» DATA SUPPLIED
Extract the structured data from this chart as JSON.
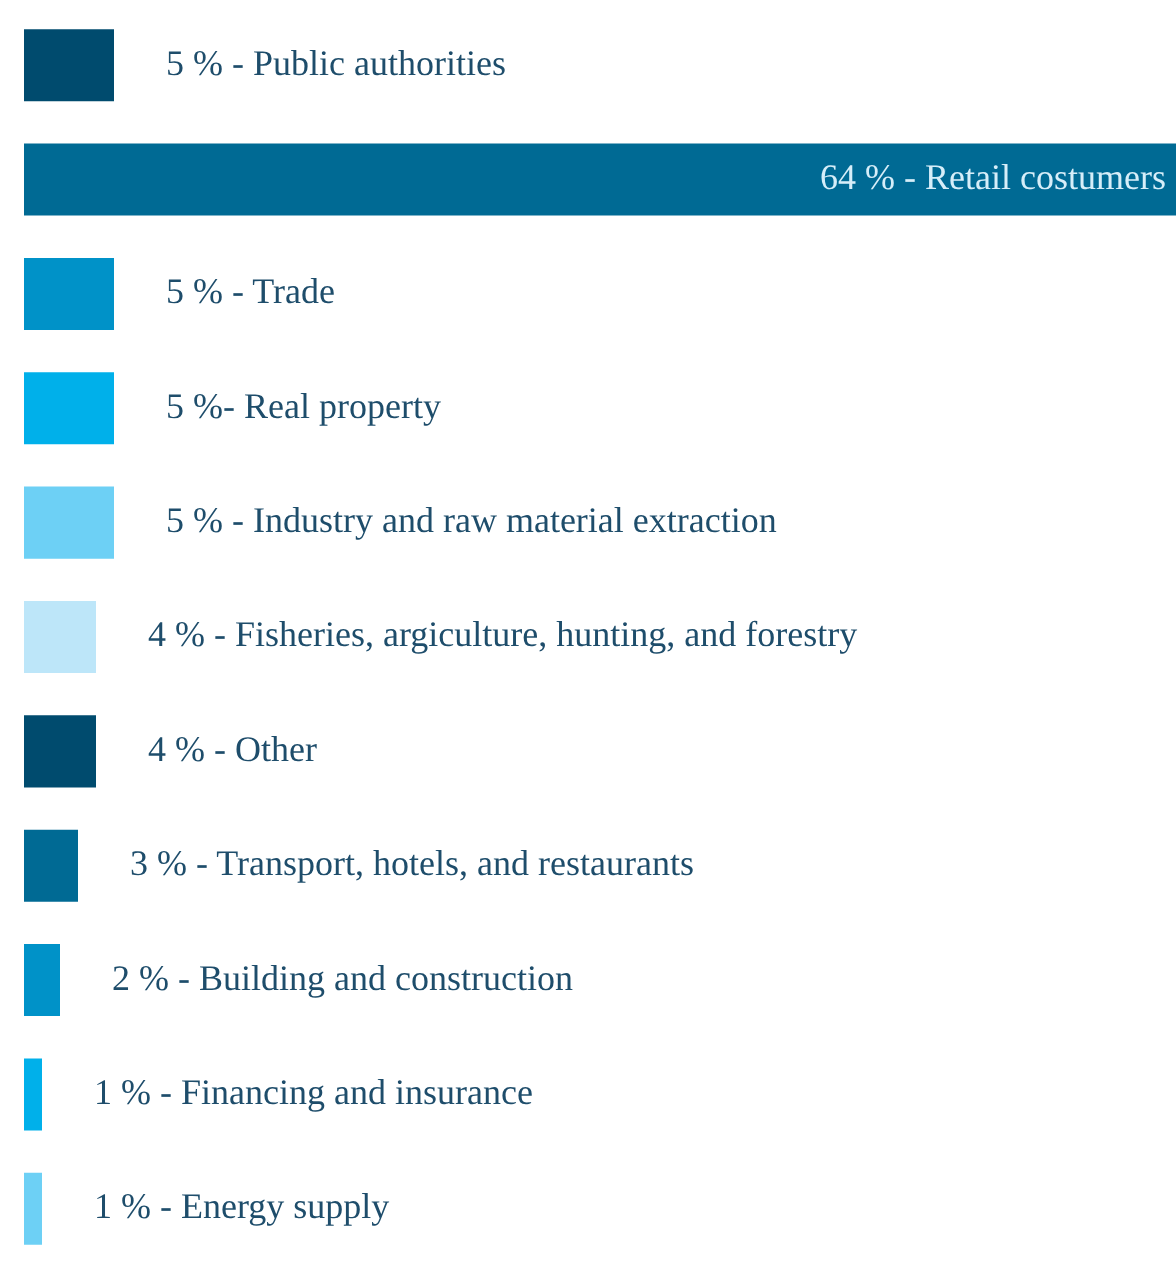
{
  "chart_data": {
    "type": "bar",
    "orientation": "horizontal",
    "categories": [
      null,
      null,
      null,
      null,
      null,
      null,
      null,
      null,
      null,
      null,
      null
    ],
    "values": [
      5,
      64,
      5,
      5,
      5,
      4,
      4,
      3,
      2,
      1,
      1
    ],
    "colors": [
      "#004b6e",
      "#006a94",
      "#0092c8",
      "#00b0ea",
      "#6dd0f5",
      "#bde6f9",
      "#004b6e",
      "#006a94",
      "#0092c8",
      "#00b0ea",
      "#6dd0f5"
    ],
    "value_labels": [
      "5 % - Public authorities",
      "64 % - Retail costumers",
      "5 % - Trade",
      "5 %- Real property",
      "5 % - Industry and raw material extraction",
      "4 % - Fisheries, argiculture, hunting, and forestry",
      "4 % - Other",
      "3 % - Transport, hotels, and restaurants",
      "2 % - Building and construction",
      "1 % - Financing and insurance",
      "1 % - Energy supply"
    ],
    "xlim": [
      0,
      64
    ],
    "legend": false
  }
}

» TASK BRIEF
Reproduce every entry word for word, but skip any pictures.

» SOLUTION FOR THIS PROBLEM
Extract the structured data from this chart as JSON.
{
  "chart_data": {
    "type": "bar",
    "orientation": "horizontal",
    "categories": [
      null,
      null,
      null,
      null,
      null,
      null,
      null,
      null,
      null,
      null,
      null
    ],
    "values": [
      5,
      64,
      5,
      5,
      5,
      4,
      4,
      3,
      2,
      1,
      1
    ],
    "colors": [
      "#004b6e",
      "#006a94",
      "#0092c8",
      "#00b0ea",
      "#6dd0f5",
      "#bde6f9",
      "#004b6e",
      "#006a94",
      "#0092c8",
      "#00b0ea",
      "#6dd0f5"
    ],
    "value_labels": [
      "5 % - Public authorities",
      "64 % - Retail costumers",
      "5 % - Trade",
      "5 %- Real property",
      "5 % - Industry and raw material extraction",
      "4 % - Fisheries, argiculture, hunting, and forestry",
      "4 % - Other",
      "3 % - Transport, hotels, and restaurants",
      "2 % - Building and construction",
      "1 % - Financing and insurance",
      "1 % - Energy supply"
    ],
    "xlim": [
      0,
      64
    ],
    "legend": false
  }
}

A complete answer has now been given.